(PROVIDED PASSAGE):
----------

Summary of Process Input and Output

As mentioned in part 1, the inputs of the overall data-visualization process are the ridership data tables produced and saved in the previous data-transformation process. The outputs are visualizations of this data set in the forms of various plots, charts, and maps. Subsequent analyses and answering of the Case Study’s core question (“How do annual members & casual riders use Cyclistic bikes differently?”) are based on the insights provided by these visualizations.

Methodology

The visualization of Cyclistics’ ridership data are carried out to help answer the Case Study’s core question:

How do annual members & casual riders use Cyclistics bikes differently?

To help answer this core question, a total of 14 visualizations was created using R, as listed in Table 1 of part 1 (see Bike Share Case Study - Data Visualization - Part 1). This document details the creation of the visualizations 1-6, 13, and 14, which are non-interactive plots created with ggplot.

Data-transformation Process in R

Important Note:

Knitting of this particular Markdown document may fail if the file path is too long. As an interim solution:

Save this Markdown document in a destination with a shorter path and set the working directory (section 1.2) accordingly.
Set “Knit directory” to “Current working directory” (which has the shorter path
Add the following line to the “r setup” code chunk in the markdown file:

knitr::opts_chunk$set(fig.path = “<directory to save the plots>” )

Once knitting is completed, the Markdown file and the resulting html can be copied back to the original working directory*

1. Preparing R for data transformation

1.1 Install and load necessary R packages

# Install tidyverse to get packages for everyday data analyses
install.packages("tidyverse", repos = "http://cran.us.r-project.org")

# Install skimr to provide summary statistics about variables in data frames, tibbles, data tables and vectors
install.packages("skimr", repos = "http://cran.us.r-project.org")

# Install janitor for Examining and Cleaning Dirty Data (when needed)
install.packages("janitor", repos = "http://cran.us.r-project.org")

# Install geosphere for functions that compute various aspects of distance, direction, area, etc. for geographic (geodetic) coordinates (when needed)
install.packages("geosphere", repos = "http://cran.us.r-project.org")

# Install viridis to get various color palettes for used visualizations
install.packages("viridis", repos = "http://cran.us.r-project.org")

# Install leaflet for the creation of interactive maps
install.packages("leaflet", repos = "http://cran.us.r-project.org")

----------

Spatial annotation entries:
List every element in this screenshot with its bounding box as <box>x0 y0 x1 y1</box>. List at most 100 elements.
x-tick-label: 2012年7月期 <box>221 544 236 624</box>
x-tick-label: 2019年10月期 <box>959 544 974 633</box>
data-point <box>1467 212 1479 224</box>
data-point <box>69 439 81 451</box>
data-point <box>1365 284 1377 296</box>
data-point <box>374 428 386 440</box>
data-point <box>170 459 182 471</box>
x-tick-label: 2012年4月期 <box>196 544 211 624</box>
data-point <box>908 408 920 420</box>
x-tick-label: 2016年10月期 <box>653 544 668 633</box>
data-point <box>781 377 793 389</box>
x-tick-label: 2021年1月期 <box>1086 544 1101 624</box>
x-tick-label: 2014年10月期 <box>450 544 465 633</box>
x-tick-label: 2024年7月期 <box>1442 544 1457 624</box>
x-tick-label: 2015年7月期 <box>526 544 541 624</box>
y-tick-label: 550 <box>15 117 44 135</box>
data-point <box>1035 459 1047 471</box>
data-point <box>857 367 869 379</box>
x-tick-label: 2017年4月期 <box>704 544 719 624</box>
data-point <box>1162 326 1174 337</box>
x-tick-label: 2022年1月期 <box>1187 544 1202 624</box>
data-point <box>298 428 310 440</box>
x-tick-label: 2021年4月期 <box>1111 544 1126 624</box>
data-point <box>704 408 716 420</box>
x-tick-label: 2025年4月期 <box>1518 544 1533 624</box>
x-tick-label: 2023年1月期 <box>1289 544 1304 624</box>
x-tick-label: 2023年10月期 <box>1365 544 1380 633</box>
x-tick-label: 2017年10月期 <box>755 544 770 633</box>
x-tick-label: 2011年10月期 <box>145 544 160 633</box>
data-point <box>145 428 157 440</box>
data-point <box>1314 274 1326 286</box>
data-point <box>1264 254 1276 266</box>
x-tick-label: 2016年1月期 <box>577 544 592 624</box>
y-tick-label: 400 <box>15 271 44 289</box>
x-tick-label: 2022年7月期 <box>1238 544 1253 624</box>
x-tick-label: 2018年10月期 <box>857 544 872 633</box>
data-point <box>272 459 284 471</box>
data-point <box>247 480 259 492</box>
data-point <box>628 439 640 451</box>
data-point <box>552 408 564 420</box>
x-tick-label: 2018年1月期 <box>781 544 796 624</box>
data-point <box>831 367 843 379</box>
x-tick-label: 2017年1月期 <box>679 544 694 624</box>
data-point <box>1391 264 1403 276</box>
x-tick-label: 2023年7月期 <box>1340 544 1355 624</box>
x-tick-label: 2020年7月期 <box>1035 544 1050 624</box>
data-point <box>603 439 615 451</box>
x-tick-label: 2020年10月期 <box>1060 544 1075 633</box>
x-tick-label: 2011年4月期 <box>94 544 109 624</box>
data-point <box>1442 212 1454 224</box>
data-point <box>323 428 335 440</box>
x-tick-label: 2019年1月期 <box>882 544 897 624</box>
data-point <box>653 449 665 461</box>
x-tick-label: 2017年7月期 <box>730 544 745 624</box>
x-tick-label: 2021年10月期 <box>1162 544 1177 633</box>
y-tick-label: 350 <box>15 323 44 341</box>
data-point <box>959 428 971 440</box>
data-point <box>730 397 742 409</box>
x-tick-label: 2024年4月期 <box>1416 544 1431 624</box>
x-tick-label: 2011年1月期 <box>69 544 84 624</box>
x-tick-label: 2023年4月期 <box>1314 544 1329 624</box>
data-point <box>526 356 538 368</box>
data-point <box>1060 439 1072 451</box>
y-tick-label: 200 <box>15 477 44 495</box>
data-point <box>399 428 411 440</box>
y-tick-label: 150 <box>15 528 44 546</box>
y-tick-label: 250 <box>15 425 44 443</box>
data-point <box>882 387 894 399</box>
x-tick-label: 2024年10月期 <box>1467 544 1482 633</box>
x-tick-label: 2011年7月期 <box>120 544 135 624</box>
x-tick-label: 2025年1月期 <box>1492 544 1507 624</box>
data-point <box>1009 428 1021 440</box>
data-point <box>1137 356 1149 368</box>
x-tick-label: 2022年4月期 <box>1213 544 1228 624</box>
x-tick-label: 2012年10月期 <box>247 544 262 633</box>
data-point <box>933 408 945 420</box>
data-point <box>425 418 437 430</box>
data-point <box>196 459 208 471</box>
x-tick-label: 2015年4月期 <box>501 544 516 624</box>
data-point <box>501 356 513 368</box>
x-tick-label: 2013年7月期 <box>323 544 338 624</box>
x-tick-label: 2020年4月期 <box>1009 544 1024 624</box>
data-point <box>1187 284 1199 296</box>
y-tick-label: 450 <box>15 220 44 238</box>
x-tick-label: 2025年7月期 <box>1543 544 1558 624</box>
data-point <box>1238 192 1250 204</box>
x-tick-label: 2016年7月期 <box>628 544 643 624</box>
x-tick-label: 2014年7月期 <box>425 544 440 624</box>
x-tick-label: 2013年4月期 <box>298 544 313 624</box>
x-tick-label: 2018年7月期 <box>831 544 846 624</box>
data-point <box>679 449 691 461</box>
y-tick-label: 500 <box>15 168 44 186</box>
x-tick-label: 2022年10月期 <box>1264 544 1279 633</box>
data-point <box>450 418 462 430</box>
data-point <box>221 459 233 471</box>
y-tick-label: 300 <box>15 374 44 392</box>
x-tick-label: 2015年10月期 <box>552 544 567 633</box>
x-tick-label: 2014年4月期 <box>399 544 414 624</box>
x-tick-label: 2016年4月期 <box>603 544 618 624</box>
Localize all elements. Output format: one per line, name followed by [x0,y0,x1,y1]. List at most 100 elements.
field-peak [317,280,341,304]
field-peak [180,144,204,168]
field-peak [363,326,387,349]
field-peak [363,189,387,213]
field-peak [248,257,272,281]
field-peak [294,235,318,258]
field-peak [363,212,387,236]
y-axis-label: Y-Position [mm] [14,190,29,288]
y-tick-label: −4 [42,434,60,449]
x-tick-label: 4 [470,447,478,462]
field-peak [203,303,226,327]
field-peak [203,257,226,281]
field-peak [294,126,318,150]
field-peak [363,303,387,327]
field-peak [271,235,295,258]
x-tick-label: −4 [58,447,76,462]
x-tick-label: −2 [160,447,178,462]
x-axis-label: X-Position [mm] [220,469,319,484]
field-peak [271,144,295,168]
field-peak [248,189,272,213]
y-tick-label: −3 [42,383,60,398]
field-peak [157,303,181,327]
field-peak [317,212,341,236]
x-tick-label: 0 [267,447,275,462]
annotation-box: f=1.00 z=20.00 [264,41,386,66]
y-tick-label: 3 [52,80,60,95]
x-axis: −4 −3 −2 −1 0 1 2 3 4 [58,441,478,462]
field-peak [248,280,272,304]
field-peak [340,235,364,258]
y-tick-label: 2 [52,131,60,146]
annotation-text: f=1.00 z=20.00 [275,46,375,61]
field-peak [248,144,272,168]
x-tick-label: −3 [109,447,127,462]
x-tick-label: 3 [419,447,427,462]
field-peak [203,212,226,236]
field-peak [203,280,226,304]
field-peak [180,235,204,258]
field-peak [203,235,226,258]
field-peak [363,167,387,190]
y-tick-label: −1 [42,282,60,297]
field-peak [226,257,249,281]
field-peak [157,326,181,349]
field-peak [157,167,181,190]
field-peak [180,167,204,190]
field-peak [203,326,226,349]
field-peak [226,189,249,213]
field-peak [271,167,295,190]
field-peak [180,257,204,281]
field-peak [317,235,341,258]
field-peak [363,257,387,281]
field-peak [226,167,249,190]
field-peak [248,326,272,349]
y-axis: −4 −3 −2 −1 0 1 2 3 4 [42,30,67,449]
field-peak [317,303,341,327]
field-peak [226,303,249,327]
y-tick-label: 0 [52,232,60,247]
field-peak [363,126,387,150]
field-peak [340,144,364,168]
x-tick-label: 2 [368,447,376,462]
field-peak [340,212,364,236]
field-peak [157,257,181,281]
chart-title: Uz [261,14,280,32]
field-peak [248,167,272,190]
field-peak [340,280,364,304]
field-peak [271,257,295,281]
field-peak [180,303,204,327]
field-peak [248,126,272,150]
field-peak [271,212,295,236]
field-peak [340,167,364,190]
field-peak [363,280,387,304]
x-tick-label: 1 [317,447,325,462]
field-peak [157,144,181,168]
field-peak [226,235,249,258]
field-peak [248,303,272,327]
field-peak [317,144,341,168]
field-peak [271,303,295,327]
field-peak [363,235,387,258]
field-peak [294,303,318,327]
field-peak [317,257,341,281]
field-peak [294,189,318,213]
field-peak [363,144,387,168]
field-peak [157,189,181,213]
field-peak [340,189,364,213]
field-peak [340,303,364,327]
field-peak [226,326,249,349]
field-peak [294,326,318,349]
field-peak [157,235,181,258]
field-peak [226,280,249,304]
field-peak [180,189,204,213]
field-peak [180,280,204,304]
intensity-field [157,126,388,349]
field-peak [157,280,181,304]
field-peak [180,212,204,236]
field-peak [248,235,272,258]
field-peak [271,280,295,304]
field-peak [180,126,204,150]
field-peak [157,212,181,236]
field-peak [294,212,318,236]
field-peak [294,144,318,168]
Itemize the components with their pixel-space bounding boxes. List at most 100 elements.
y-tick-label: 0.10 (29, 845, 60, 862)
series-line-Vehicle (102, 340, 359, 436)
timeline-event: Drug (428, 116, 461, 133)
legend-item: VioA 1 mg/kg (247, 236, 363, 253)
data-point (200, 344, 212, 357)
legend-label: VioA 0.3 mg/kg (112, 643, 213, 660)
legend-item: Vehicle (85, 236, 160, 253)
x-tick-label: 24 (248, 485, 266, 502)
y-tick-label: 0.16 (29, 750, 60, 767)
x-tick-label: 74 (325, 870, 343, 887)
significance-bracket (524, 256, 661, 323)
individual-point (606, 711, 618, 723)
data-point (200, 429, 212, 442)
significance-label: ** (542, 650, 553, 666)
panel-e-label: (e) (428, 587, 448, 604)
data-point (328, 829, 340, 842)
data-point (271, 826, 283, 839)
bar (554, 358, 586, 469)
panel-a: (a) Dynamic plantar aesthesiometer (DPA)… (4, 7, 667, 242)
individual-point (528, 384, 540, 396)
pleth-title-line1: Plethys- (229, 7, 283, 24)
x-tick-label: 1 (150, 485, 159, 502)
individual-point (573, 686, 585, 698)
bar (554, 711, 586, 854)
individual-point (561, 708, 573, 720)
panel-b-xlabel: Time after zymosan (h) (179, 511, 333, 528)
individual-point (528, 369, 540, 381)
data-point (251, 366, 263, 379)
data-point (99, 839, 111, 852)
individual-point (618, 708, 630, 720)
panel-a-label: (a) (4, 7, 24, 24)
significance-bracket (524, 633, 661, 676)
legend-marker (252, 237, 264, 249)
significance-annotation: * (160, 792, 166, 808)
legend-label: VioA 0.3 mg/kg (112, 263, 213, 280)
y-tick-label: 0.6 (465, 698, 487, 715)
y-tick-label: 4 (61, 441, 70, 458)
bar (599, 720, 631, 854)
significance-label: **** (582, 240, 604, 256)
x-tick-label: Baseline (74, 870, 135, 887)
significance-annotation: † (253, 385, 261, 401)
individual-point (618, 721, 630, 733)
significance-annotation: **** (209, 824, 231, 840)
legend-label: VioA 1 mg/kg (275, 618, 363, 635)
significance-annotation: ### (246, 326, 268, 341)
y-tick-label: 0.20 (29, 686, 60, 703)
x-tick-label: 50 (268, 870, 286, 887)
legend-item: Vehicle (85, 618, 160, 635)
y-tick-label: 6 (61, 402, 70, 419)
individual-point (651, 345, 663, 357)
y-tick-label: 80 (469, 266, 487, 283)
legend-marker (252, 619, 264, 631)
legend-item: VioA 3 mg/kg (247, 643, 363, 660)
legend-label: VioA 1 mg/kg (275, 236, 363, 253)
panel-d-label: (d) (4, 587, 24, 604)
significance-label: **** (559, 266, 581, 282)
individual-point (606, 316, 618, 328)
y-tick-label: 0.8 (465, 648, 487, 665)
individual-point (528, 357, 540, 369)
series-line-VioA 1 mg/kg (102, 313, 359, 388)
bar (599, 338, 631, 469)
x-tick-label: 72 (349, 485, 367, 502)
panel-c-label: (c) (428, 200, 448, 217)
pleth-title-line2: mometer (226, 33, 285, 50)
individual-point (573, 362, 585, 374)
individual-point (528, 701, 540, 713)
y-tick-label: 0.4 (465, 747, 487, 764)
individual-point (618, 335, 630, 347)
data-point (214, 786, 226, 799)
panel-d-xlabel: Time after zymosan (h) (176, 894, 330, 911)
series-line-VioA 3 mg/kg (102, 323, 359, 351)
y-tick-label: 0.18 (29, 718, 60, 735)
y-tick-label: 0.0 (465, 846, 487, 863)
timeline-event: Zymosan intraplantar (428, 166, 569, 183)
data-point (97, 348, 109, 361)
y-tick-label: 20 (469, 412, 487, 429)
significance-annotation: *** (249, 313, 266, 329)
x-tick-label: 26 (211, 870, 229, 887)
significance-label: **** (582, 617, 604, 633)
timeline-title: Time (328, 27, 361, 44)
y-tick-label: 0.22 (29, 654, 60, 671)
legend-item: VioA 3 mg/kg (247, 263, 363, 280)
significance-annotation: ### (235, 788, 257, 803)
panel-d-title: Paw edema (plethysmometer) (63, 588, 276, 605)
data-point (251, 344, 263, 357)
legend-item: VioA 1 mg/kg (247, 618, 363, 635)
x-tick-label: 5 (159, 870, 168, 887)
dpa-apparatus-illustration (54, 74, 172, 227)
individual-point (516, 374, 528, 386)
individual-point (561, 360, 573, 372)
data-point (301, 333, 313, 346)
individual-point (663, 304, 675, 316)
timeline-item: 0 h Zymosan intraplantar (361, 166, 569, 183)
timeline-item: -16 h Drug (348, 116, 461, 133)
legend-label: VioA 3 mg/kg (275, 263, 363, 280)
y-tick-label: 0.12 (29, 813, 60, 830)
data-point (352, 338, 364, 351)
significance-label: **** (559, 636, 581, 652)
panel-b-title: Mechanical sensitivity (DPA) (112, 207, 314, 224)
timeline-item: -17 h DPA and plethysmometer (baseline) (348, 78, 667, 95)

----------

(PROBLEM):
Extend the bike-share data-visualization walkthrough by writing the part that follows its final line.

(RESPONSE TO THIS TASK):
# Load packages
library(tidyverse)
library(data.table)
library(lubridate)
library(ggplot2)
library(skimr)
library(janitor)
library(dplyr)
library(geosphere)
library(viridis) # color palettes
library(ggpubr) # added functions to ggplot2
library(leaflet) # for geographical map
library(crosstalk) # for sliders on geographical map
library(DT) #for visualized data tables 
library(htmlwidgets) # for widgets on maps
library(htmltools) #tools for creating, manipulating, and writing HTML from R

1.2. Change and view working directory

getwd() #view path of current (initial) working directory

setwd("C:/Users/phucm/OneDrive/My Stuffs/Academic Materials/Books and Materials_by time period/2018-2020_RWTH-AACHEN/01_ADDITIONAL CLASSES/Coursera_Google-CC_Data-Analytics/C08_Capstone")
#in this case, the path is short enough for knitting

getwd() #view and confirm path of working directory

1.3. [Optional] View the content of the working directory

list.dirs()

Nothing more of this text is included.